STATED TASK A:
Retype the packer seal passage word for word, starting at "Referring to FIG." and ending at "0.5 inch radius.".
STATED TASK B:
In the packer seal passage, what is the preferred range for the slope angle measured from the seal element support surface 54 to the external surface 74 of the ramp member 66?

PROVIDED TEXT:
★ ★ ★

The ramp member 66 has an external surface 74 which slopes
transversely with respect to the seal element support surface 54
and the seal element prop surface 64. Preferably, the slope angle
as measured from the seal element support surface 54 to the
external surface 74 of the ramp member 66 is in the range of from
about 135 degrees to about 165 degrees. The purpose of the ramp
surface is to provide a gradual transition to prevent damage to the
upper seal element 30A as it is deflected onto the radially offset
prop surface 64.
Referring to FIG. 2A, a transitional radius R1 is provided between
the mandrel surface 54 and the sloping ramp surface 74, and a
second radius R2 is provided between the ramp surface 74 and the
radially offset prop surface 64. The two radius surfaces R1, R2
complement each other so that there is a smooth movement of the
upper end element seal 30A from the mandrel surface 54 to the
radially offset prop surface 64 without damage to the seal element
material. For a slope angle A of 135 degrees, a relatively small
radius of transition R1 of 0.06 inch radius is provided, and the
second, relatively large radius is approximately 0.5 inch radius.
According to this arrangement, a gently sloping ramp surface 74
provides an easy transition for the preloaded upper end seal
element 30A to be deflected onto the radially offset prop surface
64. As the slope angle is increased, it becomes more important to
radius the corners of the transition, and the specific radius
values are determined based primarily on the size of the
packer.

★ ★ ★

MATERIAL SHOWN:
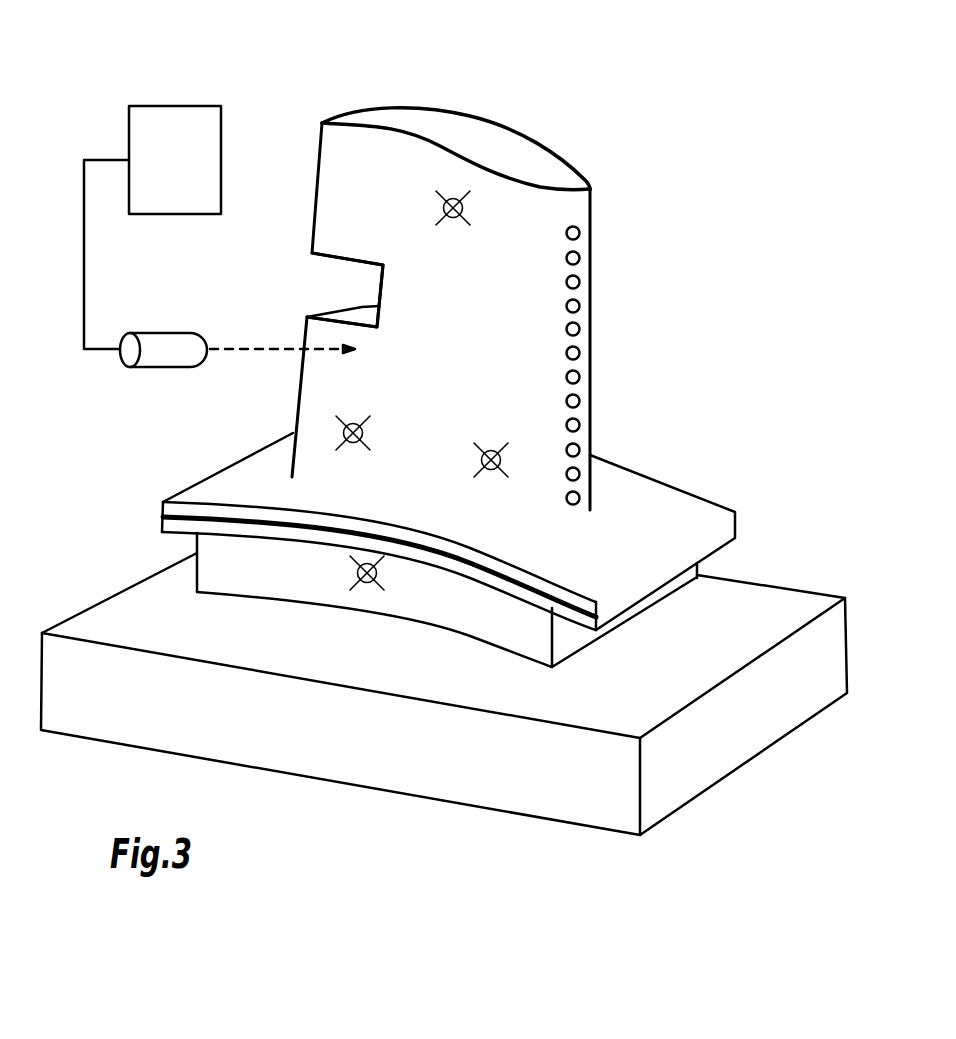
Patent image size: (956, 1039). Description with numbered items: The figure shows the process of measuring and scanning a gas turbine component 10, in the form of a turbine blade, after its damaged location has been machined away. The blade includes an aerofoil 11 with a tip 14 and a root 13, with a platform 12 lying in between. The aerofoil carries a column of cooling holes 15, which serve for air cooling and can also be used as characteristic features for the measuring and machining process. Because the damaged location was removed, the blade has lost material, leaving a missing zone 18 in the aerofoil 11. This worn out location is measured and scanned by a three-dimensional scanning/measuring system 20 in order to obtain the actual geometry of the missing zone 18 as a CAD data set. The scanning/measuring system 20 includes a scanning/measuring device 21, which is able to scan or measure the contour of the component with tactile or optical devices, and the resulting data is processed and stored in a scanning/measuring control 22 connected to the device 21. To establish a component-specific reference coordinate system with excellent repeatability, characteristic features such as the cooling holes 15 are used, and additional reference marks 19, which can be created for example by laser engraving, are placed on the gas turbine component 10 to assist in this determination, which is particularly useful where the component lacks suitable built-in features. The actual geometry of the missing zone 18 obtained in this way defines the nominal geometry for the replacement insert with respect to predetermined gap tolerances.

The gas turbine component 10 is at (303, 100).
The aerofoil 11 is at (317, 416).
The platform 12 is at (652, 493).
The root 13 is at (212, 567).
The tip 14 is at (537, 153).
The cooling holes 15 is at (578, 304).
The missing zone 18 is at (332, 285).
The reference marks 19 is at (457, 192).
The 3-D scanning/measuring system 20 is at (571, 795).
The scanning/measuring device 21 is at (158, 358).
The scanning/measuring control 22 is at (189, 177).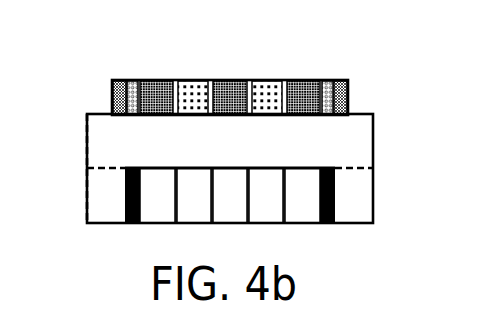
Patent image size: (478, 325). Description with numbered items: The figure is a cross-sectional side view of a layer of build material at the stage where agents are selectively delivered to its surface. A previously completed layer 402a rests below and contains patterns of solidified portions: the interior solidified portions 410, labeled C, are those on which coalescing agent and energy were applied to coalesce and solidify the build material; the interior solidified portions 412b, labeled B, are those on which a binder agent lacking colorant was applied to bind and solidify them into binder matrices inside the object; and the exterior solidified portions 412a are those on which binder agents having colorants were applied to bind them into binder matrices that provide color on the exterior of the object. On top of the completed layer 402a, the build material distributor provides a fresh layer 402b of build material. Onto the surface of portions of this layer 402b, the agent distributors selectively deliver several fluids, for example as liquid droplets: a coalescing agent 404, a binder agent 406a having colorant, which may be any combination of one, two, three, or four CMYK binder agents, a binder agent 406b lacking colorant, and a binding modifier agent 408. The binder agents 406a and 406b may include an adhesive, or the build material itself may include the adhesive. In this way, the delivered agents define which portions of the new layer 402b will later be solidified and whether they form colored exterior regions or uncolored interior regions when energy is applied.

★ ★ ★

COMPLETE ANSWER A:
Referring to FIG. 2A, a transitional radius R1 is provided between
the mandrel surface 54 and the sloping ramp surface 74, and a
second radius R2 is provided between the ramp surface 74 and the
radially offset prop surface 64. The two radius surfaces R1, R2
complement each other so that there is a smooth movement of the
upper end element seal 30A from the mandrel surface 54 to the
radially offset prop surface 64 without damage to the seal element
material. For a slope angle A of 135 degrees, a relatively small
radius of transition R1 of 0.06 inch radius is provided, and the
second, relatively large radius is approximately 0.5 inch radius.

COMPLETE ANSWER B:
From about 135 degrees to about 165 degrees.